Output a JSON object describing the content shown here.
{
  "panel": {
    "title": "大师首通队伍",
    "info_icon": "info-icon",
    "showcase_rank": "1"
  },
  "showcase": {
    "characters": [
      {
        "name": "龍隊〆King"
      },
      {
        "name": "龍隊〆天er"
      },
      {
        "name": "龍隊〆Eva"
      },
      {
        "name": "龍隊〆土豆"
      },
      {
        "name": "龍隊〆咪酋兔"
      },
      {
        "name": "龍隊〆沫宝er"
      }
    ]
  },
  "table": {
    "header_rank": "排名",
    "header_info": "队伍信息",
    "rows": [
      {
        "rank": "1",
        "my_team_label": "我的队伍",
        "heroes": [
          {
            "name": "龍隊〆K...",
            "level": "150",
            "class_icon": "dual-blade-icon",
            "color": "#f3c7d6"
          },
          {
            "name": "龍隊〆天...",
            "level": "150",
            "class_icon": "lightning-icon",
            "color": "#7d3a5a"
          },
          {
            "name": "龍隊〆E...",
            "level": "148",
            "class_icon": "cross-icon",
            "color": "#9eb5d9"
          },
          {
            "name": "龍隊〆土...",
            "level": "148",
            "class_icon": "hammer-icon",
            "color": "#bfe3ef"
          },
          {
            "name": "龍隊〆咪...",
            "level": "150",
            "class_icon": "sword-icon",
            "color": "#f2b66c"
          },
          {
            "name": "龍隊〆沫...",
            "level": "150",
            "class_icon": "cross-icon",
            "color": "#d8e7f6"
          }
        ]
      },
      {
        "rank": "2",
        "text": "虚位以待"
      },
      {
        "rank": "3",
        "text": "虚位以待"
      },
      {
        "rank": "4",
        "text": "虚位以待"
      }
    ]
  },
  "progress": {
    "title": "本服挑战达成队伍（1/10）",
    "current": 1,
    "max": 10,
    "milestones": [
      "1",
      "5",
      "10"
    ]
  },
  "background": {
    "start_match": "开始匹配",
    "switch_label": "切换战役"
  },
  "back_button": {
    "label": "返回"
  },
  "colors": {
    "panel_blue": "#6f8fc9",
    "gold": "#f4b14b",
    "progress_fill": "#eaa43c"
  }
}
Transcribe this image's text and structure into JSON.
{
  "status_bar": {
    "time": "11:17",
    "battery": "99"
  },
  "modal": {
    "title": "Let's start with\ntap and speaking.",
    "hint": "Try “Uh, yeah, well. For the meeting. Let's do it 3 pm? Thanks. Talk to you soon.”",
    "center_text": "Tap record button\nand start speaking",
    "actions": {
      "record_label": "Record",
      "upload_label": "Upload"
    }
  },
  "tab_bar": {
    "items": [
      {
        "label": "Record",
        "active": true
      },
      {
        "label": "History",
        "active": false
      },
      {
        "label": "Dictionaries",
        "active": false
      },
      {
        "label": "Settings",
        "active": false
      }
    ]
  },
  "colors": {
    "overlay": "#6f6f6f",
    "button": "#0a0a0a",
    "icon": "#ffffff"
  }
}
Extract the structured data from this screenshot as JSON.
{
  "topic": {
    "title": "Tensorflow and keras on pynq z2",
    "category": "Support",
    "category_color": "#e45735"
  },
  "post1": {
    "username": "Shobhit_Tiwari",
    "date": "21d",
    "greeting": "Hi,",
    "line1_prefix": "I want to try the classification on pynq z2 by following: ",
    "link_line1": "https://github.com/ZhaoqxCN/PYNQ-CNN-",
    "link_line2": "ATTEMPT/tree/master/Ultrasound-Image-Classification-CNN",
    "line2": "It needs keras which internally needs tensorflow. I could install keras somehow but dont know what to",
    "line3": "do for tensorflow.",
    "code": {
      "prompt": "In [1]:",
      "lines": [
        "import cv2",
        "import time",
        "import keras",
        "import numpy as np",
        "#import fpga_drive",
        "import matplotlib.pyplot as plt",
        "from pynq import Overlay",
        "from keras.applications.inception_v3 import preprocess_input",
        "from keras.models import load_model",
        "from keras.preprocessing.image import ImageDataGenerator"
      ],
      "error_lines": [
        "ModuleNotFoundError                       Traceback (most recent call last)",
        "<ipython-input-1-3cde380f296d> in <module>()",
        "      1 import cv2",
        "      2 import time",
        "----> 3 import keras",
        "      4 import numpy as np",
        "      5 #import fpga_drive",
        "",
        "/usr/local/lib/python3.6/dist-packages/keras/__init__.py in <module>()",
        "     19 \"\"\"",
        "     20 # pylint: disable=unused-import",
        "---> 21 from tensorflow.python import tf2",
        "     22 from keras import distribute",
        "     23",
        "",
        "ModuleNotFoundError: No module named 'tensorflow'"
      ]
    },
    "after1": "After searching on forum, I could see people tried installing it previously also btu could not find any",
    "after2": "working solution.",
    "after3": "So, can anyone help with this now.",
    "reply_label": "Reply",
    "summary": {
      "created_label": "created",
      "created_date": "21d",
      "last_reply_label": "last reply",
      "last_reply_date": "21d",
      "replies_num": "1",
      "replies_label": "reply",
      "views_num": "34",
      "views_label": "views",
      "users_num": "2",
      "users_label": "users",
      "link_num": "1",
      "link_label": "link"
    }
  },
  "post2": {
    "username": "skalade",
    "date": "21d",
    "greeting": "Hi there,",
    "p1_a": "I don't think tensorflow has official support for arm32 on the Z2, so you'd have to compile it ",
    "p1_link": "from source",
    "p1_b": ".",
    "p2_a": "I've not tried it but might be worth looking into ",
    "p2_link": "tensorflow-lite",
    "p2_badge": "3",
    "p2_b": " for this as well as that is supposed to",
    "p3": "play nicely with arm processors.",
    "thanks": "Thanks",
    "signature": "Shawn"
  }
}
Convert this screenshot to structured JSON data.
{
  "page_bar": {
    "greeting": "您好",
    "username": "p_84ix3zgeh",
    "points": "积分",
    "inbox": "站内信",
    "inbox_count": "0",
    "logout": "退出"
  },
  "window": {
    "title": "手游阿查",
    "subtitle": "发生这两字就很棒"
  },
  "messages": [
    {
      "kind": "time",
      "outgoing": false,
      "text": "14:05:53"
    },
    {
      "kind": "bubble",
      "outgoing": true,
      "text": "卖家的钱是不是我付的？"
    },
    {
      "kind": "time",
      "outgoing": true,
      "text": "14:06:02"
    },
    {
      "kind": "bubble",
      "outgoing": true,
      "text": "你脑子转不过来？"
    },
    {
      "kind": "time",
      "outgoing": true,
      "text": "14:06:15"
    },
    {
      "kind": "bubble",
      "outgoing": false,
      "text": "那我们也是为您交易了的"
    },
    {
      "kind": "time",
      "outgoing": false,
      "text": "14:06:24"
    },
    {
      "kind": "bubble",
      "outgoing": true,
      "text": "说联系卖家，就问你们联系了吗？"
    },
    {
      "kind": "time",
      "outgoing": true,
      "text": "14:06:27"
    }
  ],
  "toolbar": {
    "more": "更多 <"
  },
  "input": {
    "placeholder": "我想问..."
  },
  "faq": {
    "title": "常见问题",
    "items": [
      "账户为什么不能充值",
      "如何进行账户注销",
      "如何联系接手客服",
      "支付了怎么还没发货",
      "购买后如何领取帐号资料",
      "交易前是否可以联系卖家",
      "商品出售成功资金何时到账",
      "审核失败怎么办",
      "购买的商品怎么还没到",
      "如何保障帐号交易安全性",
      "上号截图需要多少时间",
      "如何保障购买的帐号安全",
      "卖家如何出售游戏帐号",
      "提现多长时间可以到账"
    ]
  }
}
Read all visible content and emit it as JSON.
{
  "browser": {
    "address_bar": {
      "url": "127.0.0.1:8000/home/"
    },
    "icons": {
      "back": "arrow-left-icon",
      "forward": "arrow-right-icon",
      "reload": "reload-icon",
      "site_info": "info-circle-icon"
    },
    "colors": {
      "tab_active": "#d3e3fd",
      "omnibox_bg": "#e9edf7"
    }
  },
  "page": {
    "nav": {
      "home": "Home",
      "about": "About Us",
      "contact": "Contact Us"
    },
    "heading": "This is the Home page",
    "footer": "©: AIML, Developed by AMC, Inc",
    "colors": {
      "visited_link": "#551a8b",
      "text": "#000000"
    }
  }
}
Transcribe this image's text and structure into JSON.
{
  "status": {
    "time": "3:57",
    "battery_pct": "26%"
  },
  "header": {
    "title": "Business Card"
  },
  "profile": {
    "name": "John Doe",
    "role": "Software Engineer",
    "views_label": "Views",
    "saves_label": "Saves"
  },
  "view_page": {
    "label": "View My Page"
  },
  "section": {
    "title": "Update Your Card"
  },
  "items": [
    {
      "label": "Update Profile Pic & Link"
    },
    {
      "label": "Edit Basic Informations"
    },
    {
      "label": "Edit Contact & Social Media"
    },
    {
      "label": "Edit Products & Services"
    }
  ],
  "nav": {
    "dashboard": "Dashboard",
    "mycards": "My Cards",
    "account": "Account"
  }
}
· · ·
*Objective:* Show every line that contains the word "Thanks".

*Finished exercise:*
    "hint": "Try “Uh, yeah, well. For the meeting. Let's do it 3 pm? Thanks. Talk to you soon.”",
    "thanks": "Thanks",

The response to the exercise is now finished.